## TASK INSTRUCTIONS
Give back the full listing verbatim, apart from its images.

## DATA RECORDS
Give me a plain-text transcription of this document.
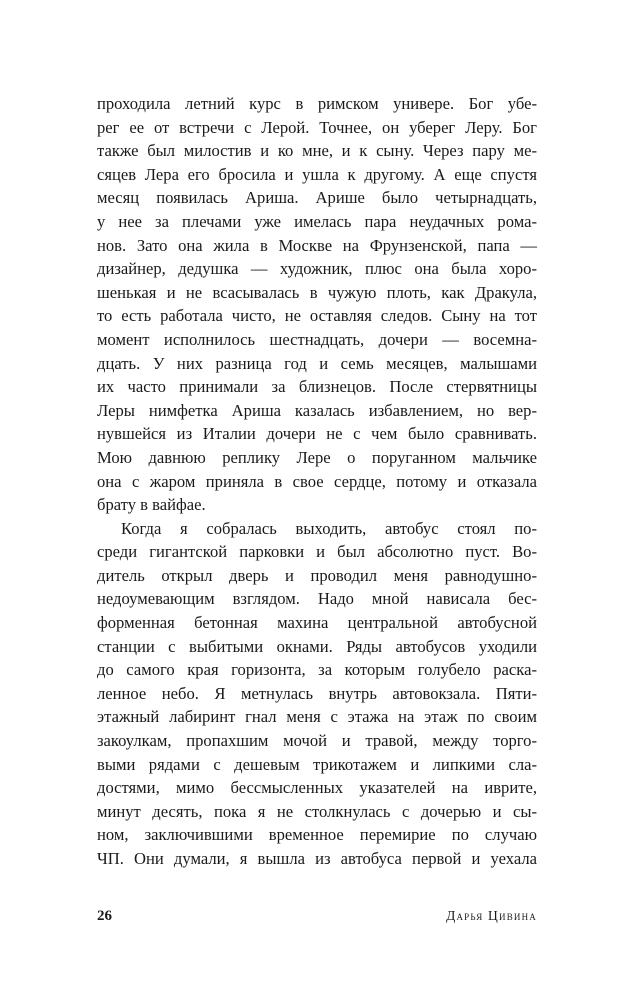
проходила летний курс в римском универе. Бог убе-
рег ее от встречи с Лерой. Точнее, он уберег Леру. Бог
также был милостив и ко мне, и к сыну. Через пару ме-
сяцев Лера его бросила и ушла к другому. А еще спустя
месяц появилась Ариша. Арише было четырнадцать,
у нее за плечами уже имелась пара неудачных рома-
нов. Зато она жила в Москве на Фрунзенской, папа —
дизайнер, дедушка — художник, плюс она была хоро-
шенькая и не всасывалась в чужую плоть, как Дракула,
то есть работала чисто, не оставляя следов. Сыну на тот
момент исполнилось шестнадцать, дочери — восемна-
дцать. У них разница год и семь месяцев, малышами
их часто принимали за близнецов. После стервятницы
Леры нимфетка Ариша казалась избавлением, но вер-
нувшейся из Италии дочери не с чем было сравнивать.
Мою давнюю реплику Лере о поруганном мальчике
она с жаром приняла в свое сердце, потому и отказала
брату в вайфае.
Когда я собралась выходить, автобус стоял по-
среди гигантской парковки и был абсолютно пуст. Во-
дитель открыл дверь и проводил меня равнодушно-
недоумевающим взглядом. Надо мной нависала бес-
форменная бетонная махина центральной автобусной
станции с выбитыми окнами. Ряды автобусов уходили
до самого края горизонта, за которым голубело раска-
ленное небо. Я метнулась внутрь автовокзала. Пяти-
этажный лабиринт гнал меня с этажа на этаж по своим
закоулкам, пропахшим мочой и травой, между торго-
выми рядами с дешевым трикотажем и липкими сла-
достями, мимо бессмысленных указателей на иврите,
минут десять, пока я не столкнулась с дочерью и сы-
ном, заключившими временное перемирие по случаю
ЧП. Они думали, я вышла из автобуса первой и уехала
26	Дарья Цивина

## TASK RESPONSE
Give me a plain-text transcription of this document.
проходила летний курс в римском универе. Бог убе-
рег ее от встречи с Лерой. Точнее, он уберег Леру. Бог
также был милостив и ко мне, и к сыну. Через пару ме-
сяцев Лера его бросила и ушла к другому. А еще спустя
месяц появилась Ариша. Арише было четырнадцать,
у нее за плечами уже имелась пара неудачных рома-
нов. Зато она жила в Москве на Фрунзенской, папа —
дизайнер, дедушка — художник, плюс она была хоро-
шенькая и не всасывалась в чужую плоть, как Дракула,
то есть работала чисто, не оставляя следов. Сыну на тот
момент исполнилось шестнадцать, дочери — восемна-
дцать. У них разница год и семь месяцев, малышами
их часто принимали за близнецов. После стервятницы
Леры нимфетка Ариша казалась избавлением, но вер-
нувшейся из Италии дочери не с чем было сравнивать.
Мою давнюю реплику Лере о поруганном мальчике
она с жаром приняла в свое сердце, потому и отказала
брату в вайфае.
Когда я собралась выходить, автобус стоял по-
среди гигантской парковки и был абсолютно пуст. Во-
дитель открыл дверь и проводил меня равнодушно-
недоумевающим взглядом. Надо мной нависала бес-
форменная бетонная махина центральной автобусной
станции с выбитыми окнами. Ряды автобусов уходили
до самого края горизонта, за которым голубело раска-
ленное небо. Я метнулась внутрь автовокзала. Пяти-
этажный лабиринт гнал меня с этажа на этаж по своим
закоулкам, пропахшим мочой и травой, между торго-
выми рядами с дешевым трикотажем и липкими сла-
достями, мимо бессмысленных указателей на иврите,
минут десять, пока я не столкнулась с дочерью и сы-
ном, заключившими временное перемирие по случаю
ЧП. Они думали, я вышла из автобуса первой и уехала
26	Дарья Цивина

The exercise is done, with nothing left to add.